══ Records for this exercise

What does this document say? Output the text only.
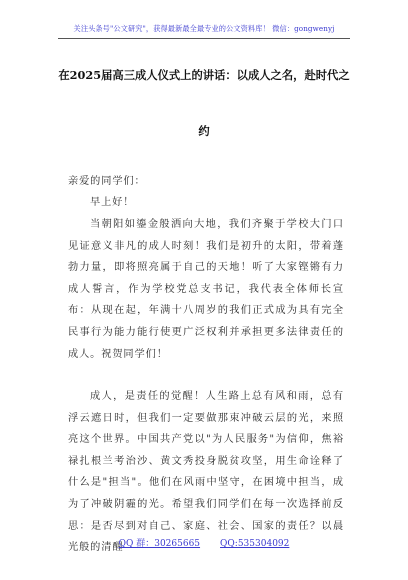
关注头条号"公文研究"，获得最新最全最专业的公文资料库！ 微信：gongwenyj
在2025届高三成人仪式上的讲话：以成人之名，赴时代之
约
亲爱的同学们：
早上好！
当朝阳如鎏金般洒向大地，我们齐聚于学校大门口见证意义非凡的成人时刻！我们是初升的太阳，带着蓬勃力量，即将照亮属于自己的天地！听了大家铿锵有力成人誓言，作为学校党总支书记，我代表全体师长宣布：从现在起，年满十八周岁的我们正式成为具有完全民事行为能力能行使更广泛权利并承担更多法律责任的成人。祝贺同学们！
成人，是责任的觉醒！人生路上总有风和雨，总有浮云遮日时，但我们一定要做那束冲破云层的光，来照亮这个世界。中国共产党以"为人民服务"为信仰，焦裕禄扎根兰考治沙、黄文秀投身脱贫攻坚，用生命诠释了什么是"担当"。他们在风雨中坚守，在困境中担当，成为了冲破阴霾的光。希望我们同学们在每一次选择前反思：是否尽到对自己、家庭、社会、国家的责任？以晨光般的清醒
QQ 群：30265665 QQ:535304092
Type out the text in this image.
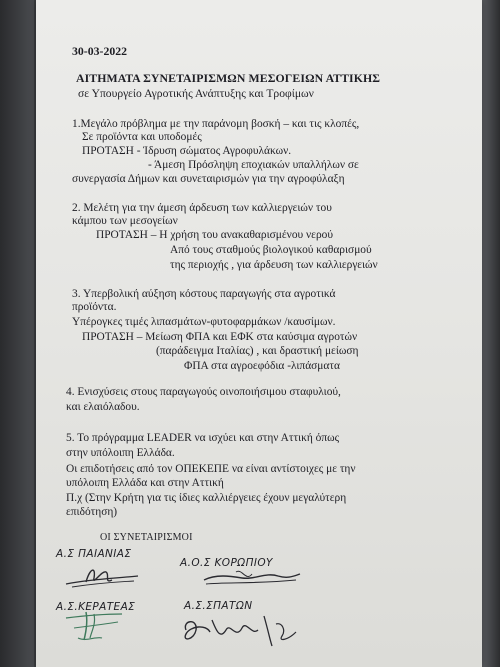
30-03-2022
ΑΙΤΗΜΑΤΑ ΣΥΝΕΤΑΙΡΙΣΜΩΝ ΜΕΣΟΓΕΙΩΝ ΑΤΤΙΚΗΣ
σε Υπουργείο Αγροτικής Ανάπτυξης και Τροφίμων
1.Μεγάλο πρόβλημα με την παράνομη βοσκή – και τις κλοπές,
Σε προϊόντα και υποδομές
ΠΡΟΤΑΣΗ - Ίδρυση σώματος Αγροφυλάκων.
- Άμεση Πρόσληψη εποχιακών υπαλλήλων σε
συνεργασία Δήμων και συνεταιρισμών για την αγροφύλαξη
2. Μελέτη για την άμεση άρδευση των καλλιεργειών του
κάμπου των μεσογείων
ΠΡΟΤΑΣΗ – Η χρήση του ανακαθαρισμένου νερού
Από τους σταθμούς βιολογικού καθαρισμού
της περιοχής , για άρδευση των καλλιεργειών
3. Υπερβολική αύξηση κόστους παραγωγής στα αγροτικά
προϊόντα.
Υπέρογκες τιμές λιπασμάτων-φυτοφαρμάκων /καυσίμων.
ΠΡΟΤΑΣΗ – Μείωση ΦΠΑ και ΕΦΚ στα καύσιμα αγροτών
(παράδειγμα Ιταλίας) , και δραστική μείωση
ΦΠΑ στα αγροεφόδια -λιπάσματα
4. Ενισχύσεις στους παραγωγούς οινοποιήσιμου σταφυλιού,
και ελαιόλαδου.
5. Το πρόγραμμα LEADER να ισχύει και στην Αττική όπως
στην υπόλοιπη Ελλάδα.
Οι επιδοτήσεις από τον ΟΠΕΚΕΠΕ να είναι αντίστοιχες με την
υπόλοιπη Ελλάδα και στην Αττική
Π.χ (Στην Κρήτη για τις ίδιες καλλιέργειες έχουν μεγαλύτερη
επιδότηση)
ΟΙ ΣΥΝΕΤΑΙΡΙΣΜΟΙ
Α.Σ ΠΑΙΑΝΙΑΣ
Α.Ο.Σ ΚΟΡΩΠΙΟΥ
Α.Σ.ΚΕΡΑΤΕΑΣ	Α.Σ.ΣΠΑΤΩΝ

════

• Given request
The word "υπόλοιπη" may appear on some lines. Report how many lines hold it, giving the number alone.

• Task response
2